- WORK REQUIRED
Every entry below should be repeated exactly; the pictures should not.

- DATASET RECORDS

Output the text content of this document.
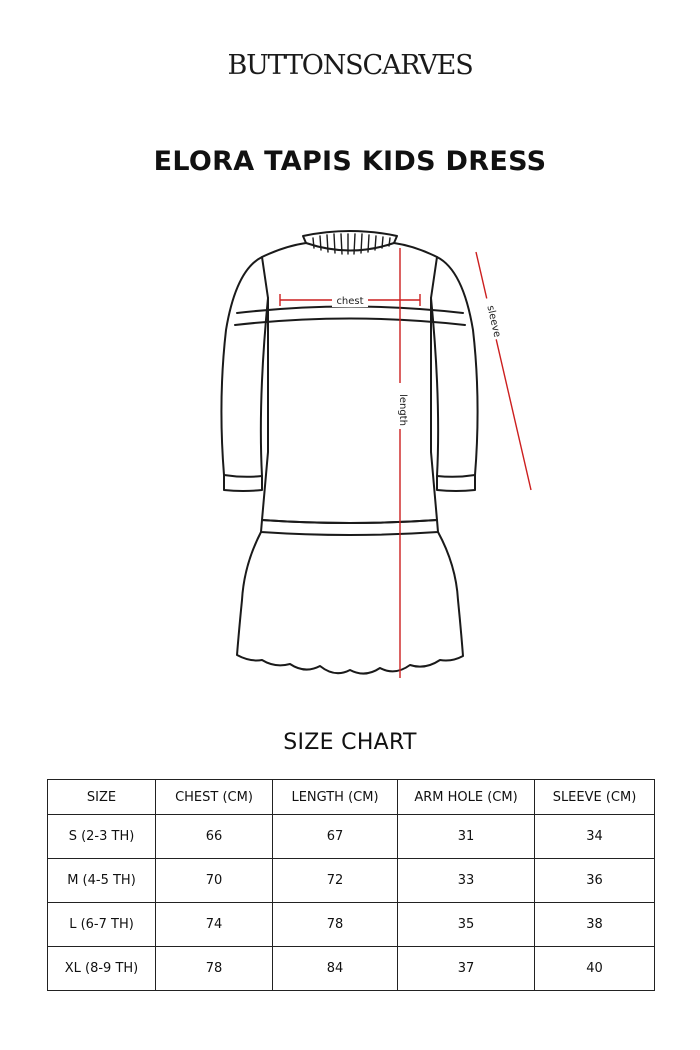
BUTTONSCARVES
ELORA TAPIS KIDS DRESS
chest
length
sleeve
SIZE CHART
SIZE	CHEST (CM)	LENGTH (CM)	ARM HOLE (CM)	SLEEVE (CM)
S (2-3 TH)	66	67	31	34
M (4-5 TH)	70	72	33	36
L (6-7 TH)	74	78	35	38
XL (8-9 TH)	78	84	37	40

- FINAL RESULT
Output the text content of this document.
BUTTONSCARVES
ELORA TAPIS KIDS DRESS
chest
length
sleeve
SIZE CHART
SIZE	CHEST (CM)	LENGTH (CM)	ARM HOLE (CM)	SLEEVE (CM)
S (2-3 TH)	66	67	31	34
M (4-5 TH)	70	72	33	36
L (6-7 TH)	74	78	35	38
XL (8-9 TH)	78	84	37	40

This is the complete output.